Work required →
Tally up the lines where the string "navbar" appears; reply with the number only.

Records provided →
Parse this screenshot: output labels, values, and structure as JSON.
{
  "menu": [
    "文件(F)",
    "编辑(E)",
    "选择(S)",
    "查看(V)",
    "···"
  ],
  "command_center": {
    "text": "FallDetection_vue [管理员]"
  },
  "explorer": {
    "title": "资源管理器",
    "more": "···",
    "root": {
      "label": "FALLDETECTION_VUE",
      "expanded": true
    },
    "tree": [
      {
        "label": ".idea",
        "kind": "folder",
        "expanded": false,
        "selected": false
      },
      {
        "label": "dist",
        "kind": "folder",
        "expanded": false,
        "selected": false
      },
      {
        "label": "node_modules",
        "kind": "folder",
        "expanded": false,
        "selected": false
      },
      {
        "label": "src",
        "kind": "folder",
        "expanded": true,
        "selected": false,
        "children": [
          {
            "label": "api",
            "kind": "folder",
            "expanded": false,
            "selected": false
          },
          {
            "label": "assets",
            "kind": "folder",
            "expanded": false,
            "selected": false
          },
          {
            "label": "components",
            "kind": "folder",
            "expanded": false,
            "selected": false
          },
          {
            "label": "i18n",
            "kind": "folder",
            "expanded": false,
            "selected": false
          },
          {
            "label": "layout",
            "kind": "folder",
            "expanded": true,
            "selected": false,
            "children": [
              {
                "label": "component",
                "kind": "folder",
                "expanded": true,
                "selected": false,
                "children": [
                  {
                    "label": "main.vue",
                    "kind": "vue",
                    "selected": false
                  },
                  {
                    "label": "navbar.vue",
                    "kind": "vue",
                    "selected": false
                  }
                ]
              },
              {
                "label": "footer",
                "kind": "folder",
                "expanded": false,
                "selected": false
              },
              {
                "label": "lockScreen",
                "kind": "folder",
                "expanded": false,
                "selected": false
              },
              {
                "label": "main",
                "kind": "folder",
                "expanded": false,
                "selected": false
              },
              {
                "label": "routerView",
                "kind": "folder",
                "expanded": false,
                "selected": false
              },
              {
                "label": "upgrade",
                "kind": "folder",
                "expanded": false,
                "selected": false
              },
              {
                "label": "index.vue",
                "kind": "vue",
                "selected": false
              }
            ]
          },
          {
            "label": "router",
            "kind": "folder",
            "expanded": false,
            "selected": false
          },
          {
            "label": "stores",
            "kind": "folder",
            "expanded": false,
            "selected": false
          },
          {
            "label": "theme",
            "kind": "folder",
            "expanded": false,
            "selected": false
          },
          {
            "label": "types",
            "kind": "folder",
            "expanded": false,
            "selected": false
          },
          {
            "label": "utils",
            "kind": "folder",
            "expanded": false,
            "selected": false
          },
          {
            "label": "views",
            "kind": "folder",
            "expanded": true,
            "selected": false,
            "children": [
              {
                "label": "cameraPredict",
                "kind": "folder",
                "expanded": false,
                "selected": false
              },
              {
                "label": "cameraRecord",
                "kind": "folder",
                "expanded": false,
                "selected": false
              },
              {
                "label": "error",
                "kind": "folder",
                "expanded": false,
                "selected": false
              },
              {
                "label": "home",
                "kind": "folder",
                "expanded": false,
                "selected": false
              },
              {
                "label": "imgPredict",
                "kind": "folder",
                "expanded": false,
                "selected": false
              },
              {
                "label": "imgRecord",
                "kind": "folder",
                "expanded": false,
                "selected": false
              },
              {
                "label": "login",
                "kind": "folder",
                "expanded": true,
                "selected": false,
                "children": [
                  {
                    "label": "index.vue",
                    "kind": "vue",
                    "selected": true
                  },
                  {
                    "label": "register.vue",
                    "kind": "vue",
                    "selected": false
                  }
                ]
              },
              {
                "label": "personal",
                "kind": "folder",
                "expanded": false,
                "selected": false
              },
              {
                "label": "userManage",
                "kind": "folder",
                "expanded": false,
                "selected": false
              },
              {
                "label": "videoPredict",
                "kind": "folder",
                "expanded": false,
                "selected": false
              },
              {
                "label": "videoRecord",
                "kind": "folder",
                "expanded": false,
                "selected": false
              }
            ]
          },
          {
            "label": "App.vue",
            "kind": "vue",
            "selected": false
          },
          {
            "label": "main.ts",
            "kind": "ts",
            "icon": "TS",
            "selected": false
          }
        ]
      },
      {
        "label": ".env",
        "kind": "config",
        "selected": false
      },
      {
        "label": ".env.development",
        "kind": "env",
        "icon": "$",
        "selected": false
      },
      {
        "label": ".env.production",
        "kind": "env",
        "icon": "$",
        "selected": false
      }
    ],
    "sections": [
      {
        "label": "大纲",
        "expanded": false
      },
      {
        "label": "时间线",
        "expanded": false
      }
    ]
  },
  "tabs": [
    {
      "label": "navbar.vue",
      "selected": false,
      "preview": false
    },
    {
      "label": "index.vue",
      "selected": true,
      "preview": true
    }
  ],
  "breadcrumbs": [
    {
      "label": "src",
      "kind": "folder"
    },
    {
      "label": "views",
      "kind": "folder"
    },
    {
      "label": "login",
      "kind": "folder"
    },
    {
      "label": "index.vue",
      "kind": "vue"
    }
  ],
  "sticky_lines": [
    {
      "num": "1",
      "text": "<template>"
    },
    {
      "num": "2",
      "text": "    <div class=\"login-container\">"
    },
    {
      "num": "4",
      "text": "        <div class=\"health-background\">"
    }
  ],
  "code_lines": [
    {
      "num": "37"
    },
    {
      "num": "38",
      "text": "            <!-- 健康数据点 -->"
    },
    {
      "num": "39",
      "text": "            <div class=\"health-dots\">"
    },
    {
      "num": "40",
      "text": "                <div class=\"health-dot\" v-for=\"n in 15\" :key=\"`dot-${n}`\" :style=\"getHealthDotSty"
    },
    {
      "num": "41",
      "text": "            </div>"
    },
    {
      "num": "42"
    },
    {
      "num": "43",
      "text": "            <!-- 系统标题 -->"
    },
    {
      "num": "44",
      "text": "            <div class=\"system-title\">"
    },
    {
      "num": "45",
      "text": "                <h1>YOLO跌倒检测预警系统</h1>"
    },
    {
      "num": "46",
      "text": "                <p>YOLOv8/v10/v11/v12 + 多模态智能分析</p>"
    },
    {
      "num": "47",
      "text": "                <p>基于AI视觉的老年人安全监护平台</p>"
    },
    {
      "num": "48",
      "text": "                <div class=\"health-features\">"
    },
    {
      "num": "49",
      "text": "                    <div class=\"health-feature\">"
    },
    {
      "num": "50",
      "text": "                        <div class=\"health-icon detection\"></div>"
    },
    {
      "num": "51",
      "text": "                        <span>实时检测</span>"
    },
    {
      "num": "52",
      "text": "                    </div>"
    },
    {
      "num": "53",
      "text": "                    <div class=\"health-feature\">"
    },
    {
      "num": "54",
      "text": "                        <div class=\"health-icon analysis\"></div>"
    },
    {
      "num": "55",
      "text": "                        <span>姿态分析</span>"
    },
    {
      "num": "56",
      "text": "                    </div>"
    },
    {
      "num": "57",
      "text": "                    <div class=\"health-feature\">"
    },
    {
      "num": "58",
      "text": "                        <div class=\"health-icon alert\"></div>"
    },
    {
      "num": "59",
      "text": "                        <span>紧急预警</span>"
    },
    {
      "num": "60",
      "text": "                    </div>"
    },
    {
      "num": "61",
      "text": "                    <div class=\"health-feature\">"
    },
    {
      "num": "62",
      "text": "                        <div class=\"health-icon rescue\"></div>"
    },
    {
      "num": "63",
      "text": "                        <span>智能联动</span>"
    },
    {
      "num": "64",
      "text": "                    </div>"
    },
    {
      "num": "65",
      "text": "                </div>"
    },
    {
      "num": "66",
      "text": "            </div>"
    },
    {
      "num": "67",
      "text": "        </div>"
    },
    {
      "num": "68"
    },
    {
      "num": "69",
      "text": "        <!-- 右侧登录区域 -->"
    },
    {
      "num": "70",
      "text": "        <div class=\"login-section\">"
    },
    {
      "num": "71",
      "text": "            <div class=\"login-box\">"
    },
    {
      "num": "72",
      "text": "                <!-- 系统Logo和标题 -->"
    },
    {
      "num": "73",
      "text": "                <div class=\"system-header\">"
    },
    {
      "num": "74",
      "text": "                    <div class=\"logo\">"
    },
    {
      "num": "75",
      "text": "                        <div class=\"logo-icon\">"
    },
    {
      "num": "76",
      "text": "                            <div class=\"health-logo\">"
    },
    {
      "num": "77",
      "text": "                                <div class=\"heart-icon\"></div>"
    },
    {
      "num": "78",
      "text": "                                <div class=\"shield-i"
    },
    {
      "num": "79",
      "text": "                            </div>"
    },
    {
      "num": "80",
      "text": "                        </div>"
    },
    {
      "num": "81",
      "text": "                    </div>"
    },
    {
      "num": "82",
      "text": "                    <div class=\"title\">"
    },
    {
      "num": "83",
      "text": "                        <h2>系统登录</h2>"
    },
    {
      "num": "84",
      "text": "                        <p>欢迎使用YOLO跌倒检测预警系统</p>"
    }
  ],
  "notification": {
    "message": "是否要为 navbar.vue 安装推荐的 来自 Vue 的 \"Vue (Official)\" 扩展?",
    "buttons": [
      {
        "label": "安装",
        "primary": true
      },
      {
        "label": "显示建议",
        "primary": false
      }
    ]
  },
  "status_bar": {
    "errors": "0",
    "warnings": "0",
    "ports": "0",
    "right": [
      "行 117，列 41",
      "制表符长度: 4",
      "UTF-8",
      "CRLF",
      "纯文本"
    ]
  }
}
--
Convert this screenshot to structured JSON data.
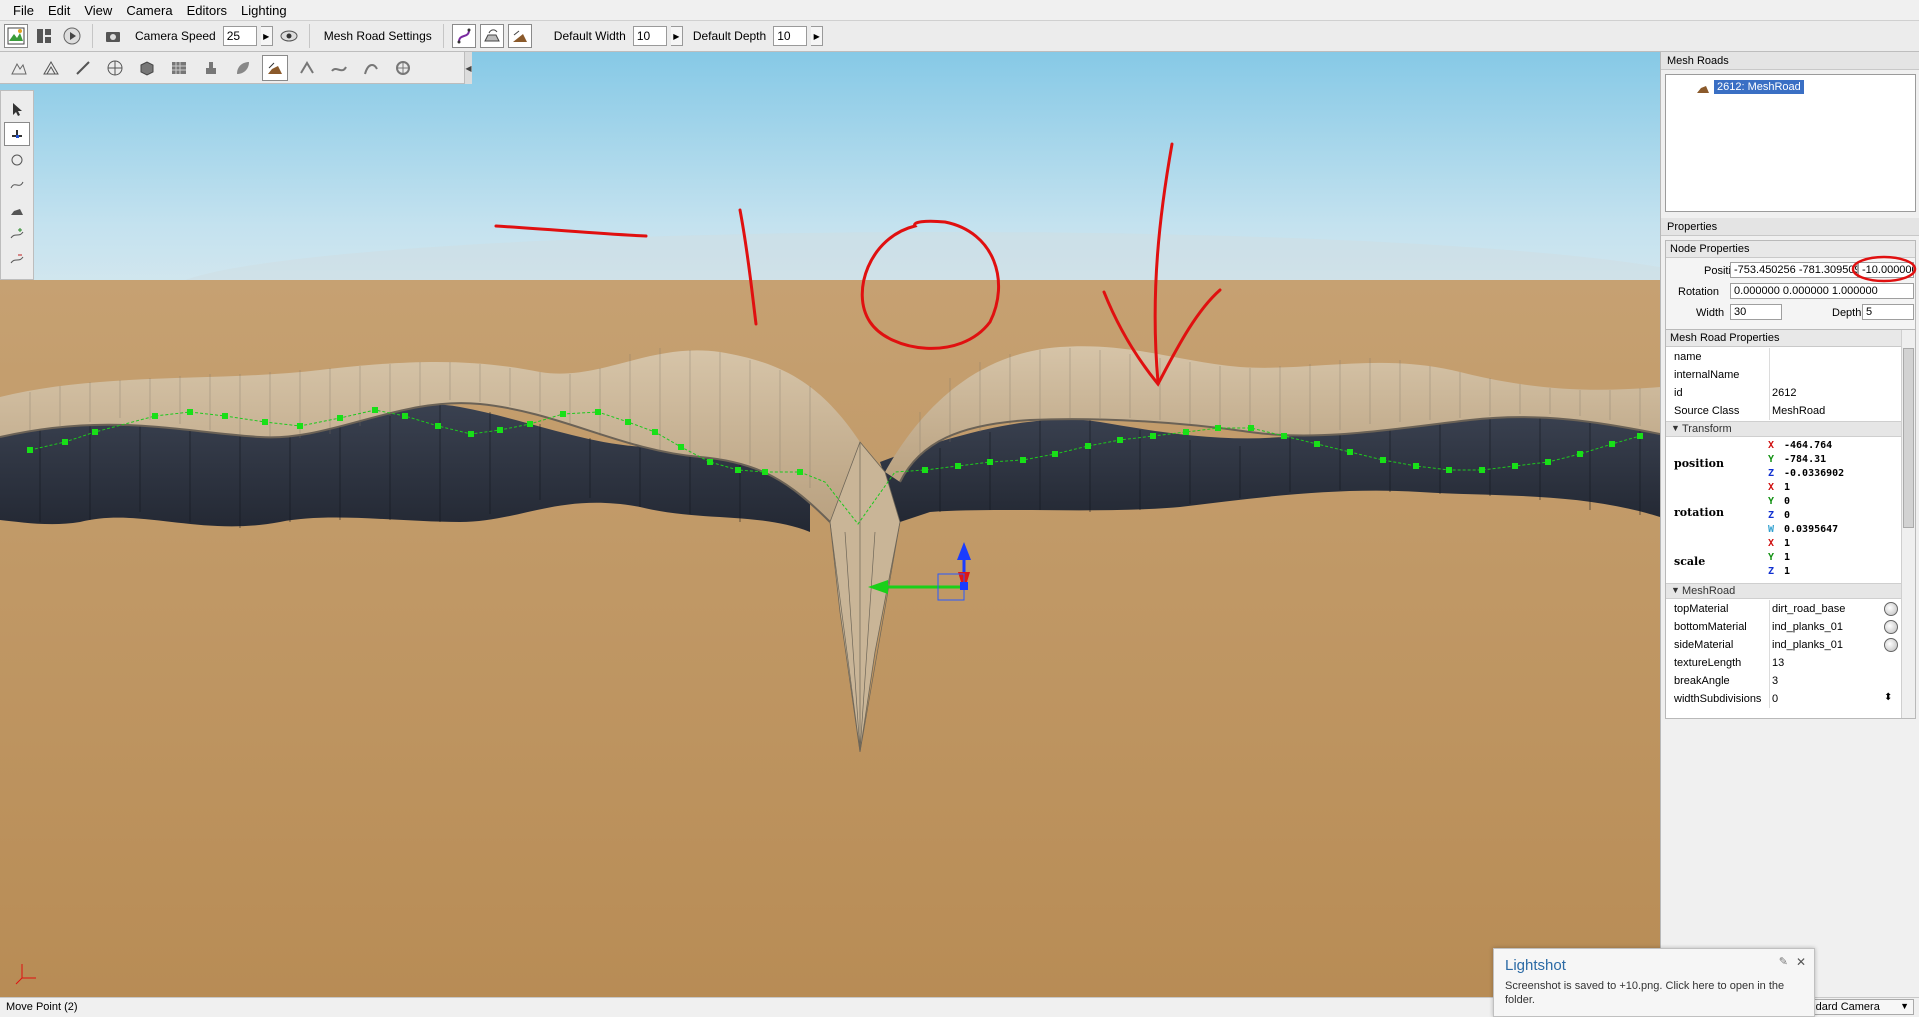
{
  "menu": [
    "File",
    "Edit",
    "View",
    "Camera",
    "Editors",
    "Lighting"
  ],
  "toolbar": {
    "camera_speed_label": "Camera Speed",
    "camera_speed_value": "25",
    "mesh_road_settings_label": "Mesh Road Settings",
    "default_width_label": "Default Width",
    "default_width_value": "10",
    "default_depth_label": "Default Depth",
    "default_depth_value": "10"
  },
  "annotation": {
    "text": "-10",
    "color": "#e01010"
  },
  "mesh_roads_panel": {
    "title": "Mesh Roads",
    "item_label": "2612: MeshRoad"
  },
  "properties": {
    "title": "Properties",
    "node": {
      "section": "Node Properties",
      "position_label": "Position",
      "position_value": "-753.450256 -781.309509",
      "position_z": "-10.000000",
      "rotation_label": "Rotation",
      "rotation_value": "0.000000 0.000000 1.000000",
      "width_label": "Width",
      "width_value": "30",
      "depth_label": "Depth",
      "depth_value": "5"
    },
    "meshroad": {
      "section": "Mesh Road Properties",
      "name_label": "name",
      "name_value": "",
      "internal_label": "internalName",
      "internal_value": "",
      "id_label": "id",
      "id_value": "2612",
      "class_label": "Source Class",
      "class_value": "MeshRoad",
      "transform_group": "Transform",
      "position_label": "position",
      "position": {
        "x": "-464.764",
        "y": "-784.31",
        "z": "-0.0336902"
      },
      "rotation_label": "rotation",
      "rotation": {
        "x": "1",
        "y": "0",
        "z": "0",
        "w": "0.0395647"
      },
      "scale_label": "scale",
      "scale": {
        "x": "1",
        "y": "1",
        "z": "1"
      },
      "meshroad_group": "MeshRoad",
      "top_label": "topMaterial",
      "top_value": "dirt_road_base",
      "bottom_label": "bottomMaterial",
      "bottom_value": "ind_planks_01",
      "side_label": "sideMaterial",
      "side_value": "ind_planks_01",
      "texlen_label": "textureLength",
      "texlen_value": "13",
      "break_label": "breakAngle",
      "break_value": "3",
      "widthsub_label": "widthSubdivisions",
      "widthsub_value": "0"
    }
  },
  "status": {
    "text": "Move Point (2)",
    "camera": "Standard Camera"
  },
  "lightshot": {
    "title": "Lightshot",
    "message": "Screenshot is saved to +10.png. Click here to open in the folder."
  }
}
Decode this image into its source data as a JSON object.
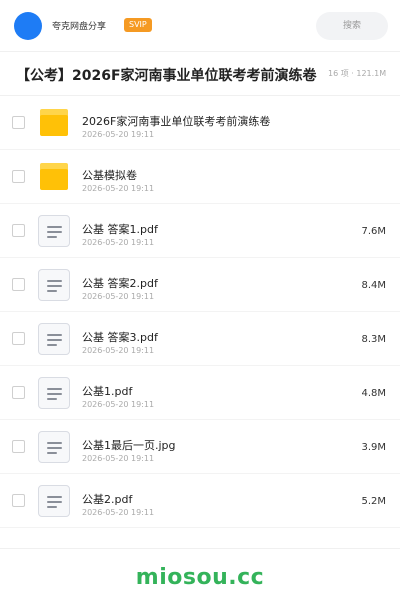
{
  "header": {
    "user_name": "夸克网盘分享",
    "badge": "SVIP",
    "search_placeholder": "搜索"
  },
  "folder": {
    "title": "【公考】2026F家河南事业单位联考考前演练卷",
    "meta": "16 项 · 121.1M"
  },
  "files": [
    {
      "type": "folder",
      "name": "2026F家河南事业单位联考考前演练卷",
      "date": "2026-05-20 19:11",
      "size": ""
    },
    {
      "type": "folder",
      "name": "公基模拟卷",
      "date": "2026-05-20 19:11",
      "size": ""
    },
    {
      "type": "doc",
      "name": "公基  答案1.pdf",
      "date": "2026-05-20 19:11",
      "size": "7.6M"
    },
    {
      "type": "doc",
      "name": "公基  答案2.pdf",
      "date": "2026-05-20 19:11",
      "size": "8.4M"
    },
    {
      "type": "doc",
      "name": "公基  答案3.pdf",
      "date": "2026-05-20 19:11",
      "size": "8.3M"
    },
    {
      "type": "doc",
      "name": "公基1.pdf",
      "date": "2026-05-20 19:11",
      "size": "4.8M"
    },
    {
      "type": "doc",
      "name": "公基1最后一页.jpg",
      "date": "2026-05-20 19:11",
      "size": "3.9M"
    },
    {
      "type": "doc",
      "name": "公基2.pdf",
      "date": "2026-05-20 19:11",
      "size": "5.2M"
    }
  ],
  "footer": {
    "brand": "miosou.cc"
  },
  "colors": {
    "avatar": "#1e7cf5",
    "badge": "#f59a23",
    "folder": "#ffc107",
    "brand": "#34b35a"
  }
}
---
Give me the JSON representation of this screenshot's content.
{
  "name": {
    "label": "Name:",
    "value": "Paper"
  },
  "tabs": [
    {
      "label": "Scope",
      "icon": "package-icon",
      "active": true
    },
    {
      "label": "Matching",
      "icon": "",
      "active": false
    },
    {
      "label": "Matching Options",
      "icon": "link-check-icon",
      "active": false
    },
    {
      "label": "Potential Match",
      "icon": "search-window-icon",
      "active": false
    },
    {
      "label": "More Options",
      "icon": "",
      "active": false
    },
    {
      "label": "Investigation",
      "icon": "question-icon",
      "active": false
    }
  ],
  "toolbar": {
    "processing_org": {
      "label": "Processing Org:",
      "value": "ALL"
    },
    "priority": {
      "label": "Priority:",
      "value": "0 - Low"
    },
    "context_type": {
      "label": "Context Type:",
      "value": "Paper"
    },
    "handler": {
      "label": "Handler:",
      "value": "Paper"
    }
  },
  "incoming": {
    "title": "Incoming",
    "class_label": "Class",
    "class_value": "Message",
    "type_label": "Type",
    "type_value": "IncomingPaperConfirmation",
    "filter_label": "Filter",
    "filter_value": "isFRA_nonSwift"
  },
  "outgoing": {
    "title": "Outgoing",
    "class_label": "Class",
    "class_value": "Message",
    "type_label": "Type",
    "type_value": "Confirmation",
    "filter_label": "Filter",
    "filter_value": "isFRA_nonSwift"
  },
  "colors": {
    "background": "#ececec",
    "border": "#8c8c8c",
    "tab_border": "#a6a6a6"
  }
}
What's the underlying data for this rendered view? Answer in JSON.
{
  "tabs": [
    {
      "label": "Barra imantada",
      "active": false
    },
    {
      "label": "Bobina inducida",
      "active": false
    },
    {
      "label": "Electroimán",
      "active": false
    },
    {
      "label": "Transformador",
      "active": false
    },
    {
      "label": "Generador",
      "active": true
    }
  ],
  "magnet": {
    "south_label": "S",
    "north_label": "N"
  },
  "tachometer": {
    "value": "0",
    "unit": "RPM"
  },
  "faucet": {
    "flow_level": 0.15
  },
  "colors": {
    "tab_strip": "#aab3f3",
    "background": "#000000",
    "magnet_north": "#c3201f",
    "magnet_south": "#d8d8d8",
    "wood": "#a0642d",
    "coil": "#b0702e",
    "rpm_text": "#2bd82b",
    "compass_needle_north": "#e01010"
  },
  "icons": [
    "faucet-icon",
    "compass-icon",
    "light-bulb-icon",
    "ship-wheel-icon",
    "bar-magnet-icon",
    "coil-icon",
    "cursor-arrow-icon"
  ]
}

Worked solution →
3